----- Given information -----
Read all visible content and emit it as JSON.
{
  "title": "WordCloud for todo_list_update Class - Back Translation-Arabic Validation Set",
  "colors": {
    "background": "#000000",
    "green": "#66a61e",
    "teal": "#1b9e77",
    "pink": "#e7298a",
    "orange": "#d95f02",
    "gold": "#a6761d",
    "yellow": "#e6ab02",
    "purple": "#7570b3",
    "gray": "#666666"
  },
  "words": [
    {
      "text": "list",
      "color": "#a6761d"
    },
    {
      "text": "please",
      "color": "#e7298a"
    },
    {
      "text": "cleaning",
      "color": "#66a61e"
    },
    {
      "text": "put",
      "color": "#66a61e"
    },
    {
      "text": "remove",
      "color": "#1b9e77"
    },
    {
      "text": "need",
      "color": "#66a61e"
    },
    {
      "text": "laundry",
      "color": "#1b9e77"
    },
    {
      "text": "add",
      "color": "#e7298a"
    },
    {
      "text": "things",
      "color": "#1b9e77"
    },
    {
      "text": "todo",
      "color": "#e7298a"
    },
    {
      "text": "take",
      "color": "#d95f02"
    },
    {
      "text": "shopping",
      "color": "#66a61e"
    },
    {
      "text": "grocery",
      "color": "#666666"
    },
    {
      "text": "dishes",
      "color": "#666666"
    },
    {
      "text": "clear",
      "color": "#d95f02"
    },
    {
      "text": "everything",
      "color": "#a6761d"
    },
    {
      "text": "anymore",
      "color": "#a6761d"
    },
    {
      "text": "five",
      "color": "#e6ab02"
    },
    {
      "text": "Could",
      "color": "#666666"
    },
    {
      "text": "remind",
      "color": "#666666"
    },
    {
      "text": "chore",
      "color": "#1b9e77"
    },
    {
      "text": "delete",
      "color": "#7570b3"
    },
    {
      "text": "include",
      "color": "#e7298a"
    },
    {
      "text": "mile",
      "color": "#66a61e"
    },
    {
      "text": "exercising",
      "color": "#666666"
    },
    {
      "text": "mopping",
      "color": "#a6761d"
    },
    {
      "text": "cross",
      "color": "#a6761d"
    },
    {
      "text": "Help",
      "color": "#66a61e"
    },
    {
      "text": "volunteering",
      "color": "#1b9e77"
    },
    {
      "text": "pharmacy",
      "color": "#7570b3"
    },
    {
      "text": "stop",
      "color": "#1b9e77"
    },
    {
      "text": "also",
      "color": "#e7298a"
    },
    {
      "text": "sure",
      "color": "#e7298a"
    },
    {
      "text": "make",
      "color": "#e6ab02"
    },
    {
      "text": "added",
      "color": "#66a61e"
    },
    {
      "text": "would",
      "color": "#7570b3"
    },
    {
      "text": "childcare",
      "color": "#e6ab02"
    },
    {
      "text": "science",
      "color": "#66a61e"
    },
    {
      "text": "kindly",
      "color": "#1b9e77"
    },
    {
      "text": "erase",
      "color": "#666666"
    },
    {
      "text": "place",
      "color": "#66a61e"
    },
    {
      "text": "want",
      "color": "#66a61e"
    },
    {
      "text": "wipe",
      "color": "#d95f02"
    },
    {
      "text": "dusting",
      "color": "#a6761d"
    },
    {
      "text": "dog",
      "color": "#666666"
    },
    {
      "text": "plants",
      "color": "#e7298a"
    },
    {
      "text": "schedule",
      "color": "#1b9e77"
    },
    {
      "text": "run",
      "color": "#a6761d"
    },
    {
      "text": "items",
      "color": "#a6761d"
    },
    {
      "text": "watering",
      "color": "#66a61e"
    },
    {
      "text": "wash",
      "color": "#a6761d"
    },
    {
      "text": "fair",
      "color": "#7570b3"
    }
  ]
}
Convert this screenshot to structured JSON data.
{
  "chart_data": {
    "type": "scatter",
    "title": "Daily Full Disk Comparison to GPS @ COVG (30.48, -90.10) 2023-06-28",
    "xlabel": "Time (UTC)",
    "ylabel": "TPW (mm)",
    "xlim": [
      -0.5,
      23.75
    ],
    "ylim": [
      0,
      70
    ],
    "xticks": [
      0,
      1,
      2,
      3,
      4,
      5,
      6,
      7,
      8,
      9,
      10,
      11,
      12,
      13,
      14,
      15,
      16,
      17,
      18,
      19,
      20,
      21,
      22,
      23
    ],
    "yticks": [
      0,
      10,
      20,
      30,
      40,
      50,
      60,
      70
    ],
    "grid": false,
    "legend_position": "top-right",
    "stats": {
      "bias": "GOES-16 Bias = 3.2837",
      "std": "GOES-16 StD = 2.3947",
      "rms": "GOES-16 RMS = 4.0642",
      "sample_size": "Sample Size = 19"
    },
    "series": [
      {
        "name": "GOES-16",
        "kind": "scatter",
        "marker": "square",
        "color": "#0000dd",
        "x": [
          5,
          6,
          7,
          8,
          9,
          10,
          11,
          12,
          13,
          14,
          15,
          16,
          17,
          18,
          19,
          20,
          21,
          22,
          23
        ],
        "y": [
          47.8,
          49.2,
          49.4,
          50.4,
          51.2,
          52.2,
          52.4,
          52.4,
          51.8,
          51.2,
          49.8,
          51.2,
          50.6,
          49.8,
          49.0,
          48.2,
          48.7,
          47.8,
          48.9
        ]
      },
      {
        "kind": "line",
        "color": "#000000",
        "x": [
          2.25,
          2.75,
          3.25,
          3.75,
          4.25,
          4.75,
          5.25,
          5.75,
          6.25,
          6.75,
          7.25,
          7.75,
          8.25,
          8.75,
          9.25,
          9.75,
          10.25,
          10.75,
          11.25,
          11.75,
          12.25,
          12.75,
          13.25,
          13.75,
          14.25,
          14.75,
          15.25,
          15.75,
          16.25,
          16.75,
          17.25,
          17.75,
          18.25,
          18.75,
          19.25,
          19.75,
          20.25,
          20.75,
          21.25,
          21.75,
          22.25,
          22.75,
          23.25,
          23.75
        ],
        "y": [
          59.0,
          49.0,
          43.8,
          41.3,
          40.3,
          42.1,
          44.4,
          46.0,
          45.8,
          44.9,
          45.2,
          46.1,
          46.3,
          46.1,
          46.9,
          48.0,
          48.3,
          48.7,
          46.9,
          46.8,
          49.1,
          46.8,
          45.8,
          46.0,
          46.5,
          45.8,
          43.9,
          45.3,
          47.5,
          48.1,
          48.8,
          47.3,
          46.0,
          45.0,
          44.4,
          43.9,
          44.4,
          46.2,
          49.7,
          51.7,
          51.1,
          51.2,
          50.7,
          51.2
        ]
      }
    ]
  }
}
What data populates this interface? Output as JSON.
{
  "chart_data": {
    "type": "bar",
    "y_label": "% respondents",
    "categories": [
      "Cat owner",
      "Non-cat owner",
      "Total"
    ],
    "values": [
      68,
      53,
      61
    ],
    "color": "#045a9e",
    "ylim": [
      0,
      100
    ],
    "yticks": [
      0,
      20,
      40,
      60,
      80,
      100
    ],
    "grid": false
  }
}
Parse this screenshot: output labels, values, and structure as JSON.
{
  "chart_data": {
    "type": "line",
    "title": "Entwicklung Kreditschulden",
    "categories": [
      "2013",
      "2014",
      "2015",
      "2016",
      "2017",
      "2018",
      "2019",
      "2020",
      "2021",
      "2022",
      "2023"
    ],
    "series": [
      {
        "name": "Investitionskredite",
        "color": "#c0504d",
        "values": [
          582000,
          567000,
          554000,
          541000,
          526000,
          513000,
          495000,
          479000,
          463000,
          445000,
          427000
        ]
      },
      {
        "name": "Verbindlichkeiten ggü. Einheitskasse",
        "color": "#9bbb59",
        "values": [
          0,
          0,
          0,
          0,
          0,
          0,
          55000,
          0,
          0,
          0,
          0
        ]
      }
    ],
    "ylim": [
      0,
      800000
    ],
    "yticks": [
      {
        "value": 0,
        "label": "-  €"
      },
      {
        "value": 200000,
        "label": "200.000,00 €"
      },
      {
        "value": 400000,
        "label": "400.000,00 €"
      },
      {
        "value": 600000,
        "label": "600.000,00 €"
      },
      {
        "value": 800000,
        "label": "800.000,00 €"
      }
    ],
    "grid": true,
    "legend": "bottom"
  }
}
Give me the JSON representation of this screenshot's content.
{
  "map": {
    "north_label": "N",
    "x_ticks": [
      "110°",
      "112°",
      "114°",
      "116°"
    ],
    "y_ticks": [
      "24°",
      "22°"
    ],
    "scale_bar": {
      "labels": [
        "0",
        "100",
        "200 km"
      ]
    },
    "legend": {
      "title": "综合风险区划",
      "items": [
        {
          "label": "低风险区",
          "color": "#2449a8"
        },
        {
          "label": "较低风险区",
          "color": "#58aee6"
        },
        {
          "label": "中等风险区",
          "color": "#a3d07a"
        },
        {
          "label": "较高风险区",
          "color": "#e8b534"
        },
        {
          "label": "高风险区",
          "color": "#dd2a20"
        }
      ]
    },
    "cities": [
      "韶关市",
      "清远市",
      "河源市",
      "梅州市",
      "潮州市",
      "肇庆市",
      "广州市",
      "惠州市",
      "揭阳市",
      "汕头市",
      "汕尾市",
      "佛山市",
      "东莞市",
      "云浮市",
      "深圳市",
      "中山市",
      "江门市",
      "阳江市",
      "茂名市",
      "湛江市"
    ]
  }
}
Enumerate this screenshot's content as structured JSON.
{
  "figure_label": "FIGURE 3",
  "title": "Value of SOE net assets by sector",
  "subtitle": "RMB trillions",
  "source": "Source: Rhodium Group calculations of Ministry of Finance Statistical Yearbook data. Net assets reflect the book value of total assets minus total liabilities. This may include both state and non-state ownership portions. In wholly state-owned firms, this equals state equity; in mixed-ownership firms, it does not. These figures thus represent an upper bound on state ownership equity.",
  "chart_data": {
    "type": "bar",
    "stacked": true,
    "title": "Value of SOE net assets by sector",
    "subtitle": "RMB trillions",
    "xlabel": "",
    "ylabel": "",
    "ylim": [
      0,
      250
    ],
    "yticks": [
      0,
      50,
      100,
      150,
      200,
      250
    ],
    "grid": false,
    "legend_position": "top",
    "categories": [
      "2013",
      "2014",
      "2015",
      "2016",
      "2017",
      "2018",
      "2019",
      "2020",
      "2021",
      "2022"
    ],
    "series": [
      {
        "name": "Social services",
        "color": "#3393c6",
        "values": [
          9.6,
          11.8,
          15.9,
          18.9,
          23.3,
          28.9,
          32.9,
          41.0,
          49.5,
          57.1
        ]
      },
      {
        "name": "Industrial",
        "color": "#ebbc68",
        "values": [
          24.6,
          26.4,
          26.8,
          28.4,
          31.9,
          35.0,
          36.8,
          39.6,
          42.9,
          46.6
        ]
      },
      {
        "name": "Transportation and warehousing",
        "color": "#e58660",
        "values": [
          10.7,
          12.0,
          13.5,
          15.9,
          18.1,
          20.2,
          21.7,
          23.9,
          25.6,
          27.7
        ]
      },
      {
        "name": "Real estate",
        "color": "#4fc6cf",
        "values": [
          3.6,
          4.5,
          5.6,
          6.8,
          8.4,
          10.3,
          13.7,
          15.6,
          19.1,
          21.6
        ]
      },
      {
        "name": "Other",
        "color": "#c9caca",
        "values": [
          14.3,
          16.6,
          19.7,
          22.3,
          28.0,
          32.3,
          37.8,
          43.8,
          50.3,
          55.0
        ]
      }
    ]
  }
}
-----
__What is needed__: Look through the entries and work out how many lines have the word "grid" in them; reply with that number only.

__Task solution__: 4